─── Material to process
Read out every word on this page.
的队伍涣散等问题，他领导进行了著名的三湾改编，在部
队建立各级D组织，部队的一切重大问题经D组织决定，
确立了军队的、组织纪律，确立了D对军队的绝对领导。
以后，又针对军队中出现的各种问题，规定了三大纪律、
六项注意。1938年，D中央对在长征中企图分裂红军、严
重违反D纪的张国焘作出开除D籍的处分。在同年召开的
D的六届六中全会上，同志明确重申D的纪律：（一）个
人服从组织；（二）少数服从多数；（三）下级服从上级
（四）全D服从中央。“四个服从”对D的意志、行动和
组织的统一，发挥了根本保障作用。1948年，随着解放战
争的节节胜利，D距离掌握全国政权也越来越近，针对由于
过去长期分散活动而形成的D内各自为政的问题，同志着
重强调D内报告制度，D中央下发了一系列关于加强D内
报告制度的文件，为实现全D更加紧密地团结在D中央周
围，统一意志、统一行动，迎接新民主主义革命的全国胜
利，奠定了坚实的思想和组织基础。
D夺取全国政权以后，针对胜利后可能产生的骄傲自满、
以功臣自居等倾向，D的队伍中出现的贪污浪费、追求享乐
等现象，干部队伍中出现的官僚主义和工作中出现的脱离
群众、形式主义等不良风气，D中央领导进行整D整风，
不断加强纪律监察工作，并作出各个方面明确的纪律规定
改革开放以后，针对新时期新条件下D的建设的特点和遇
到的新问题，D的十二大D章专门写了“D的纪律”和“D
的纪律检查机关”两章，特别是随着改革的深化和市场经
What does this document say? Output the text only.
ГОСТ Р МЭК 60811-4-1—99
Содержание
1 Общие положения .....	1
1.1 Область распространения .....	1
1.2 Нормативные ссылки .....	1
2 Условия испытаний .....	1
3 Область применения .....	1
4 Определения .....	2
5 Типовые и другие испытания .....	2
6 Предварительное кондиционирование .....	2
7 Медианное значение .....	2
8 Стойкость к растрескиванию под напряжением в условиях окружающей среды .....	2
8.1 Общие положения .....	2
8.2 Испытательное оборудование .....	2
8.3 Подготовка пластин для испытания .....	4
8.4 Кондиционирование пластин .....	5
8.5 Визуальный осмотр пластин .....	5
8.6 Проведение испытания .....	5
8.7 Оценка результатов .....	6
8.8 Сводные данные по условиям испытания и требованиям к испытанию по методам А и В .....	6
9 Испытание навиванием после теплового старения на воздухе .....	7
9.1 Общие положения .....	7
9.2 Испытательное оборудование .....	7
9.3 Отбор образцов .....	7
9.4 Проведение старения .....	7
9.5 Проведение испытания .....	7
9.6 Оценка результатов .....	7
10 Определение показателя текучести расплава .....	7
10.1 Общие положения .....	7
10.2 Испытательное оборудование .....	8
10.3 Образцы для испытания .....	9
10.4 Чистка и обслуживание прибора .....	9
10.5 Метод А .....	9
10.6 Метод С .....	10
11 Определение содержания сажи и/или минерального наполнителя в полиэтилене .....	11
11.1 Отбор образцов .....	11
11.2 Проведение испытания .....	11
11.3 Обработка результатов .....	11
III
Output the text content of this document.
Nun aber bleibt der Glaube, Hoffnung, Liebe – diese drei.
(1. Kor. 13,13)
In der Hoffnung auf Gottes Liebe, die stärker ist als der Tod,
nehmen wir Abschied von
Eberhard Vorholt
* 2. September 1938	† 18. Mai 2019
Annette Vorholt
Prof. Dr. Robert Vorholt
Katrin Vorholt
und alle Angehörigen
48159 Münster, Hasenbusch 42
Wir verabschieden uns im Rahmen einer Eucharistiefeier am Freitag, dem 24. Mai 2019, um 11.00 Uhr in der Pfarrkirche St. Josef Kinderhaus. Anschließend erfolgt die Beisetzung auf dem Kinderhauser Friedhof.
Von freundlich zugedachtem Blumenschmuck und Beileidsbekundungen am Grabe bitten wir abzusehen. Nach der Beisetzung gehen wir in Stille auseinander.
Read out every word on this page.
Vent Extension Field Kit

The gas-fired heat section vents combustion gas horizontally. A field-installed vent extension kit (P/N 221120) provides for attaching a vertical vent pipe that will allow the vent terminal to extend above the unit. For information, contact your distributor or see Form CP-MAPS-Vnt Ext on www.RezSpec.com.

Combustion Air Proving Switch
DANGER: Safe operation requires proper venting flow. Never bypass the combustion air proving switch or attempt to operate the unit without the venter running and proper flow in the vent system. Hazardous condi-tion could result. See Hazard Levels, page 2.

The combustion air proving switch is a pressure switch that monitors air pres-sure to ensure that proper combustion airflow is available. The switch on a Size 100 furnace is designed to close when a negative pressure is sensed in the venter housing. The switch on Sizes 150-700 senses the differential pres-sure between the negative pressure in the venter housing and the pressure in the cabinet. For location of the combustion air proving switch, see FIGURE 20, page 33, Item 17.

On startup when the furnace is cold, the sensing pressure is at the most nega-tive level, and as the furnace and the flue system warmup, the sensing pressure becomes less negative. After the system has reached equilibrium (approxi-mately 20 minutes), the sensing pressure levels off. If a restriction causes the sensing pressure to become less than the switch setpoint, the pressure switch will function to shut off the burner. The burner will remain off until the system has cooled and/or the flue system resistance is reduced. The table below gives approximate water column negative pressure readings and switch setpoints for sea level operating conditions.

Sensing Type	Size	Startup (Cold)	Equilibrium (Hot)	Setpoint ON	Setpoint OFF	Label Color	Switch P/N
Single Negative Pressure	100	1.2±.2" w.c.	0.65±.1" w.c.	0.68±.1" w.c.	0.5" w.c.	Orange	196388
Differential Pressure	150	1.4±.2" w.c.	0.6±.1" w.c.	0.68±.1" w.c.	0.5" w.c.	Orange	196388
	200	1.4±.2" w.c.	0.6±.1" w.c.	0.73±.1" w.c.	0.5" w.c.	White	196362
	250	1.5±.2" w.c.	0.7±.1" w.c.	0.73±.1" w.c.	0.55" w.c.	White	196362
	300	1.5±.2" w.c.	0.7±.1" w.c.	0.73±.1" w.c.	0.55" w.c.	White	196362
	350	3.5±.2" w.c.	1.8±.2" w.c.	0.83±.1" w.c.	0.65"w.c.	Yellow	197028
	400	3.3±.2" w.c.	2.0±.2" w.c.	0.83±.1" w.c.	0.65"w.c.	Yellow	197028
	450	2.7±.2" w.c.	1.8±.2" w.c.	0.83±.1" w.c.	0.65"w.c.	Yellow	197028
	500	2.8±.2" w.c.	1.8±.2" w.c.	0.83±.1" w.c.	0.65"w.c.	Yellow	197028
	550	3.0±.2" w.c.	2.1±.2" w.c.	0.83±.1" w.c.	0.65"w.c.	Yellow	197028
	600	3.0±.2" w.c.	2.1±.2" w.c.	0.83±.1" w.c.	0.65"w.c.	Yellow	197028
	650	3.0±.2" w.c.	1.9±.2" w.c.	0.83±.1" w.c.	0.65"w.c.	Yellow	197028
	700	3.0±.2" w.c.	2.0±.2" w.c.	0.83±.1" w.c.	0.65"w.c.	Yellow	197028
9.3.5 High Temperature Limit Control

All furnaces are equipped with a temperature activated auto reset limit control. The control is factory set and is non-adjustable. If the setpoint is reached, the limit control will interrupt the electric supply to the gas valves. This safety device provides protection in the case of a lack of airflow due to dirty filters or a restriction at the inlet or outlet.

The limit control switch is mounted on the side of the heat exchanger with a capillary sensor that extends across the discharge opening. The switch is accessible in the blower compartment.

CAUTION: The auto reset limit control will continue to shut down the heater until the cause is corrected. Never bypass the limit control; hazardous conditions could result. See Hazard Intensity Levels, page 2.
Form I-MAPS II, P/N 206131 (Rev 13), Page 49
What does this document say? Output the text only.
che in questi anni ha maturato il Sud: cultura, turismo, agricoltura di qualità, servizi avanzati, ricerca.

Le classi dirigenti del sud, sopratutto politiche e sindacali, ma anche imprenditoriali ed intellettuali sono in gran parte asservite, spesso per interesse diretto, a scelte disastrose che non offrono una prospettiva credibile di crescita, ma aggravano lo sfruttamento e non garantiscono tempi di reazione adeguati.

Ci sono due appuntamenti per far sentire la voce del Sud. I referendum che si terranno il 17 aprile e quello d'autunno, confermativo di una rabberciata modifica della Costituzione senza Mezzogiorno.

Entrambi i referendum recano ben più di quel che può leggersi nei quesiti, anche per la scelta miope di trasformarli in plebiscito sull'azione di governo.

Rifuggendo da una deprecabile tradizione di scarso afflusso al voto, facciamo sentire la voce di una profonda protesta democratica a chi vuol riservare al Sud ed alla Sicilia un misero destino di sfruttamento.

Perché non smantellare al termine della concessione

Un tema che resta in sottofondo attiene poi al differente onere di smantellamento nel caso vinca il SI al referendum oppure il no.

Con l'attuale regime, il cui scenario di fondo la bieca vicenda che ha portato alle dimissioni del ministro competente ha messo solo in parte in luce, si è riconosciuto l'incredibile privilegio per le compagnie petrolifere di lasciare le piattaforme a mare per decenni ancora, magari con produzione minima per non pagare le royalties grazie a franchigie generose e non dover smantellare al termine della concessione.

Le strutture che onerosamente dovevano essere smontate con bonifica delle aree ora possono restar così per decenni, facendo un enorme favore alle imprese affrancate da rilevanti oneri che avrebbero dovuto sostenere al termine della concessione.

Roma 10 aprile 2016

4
──────
> _To do_:
Search the entries for the word "Vorholt", then gather every line that has it.

> _In response_:
Eberhard Vorholt
Annette Vorholt
Prof. Dr. Robert Vorholt
Katrin Vorholt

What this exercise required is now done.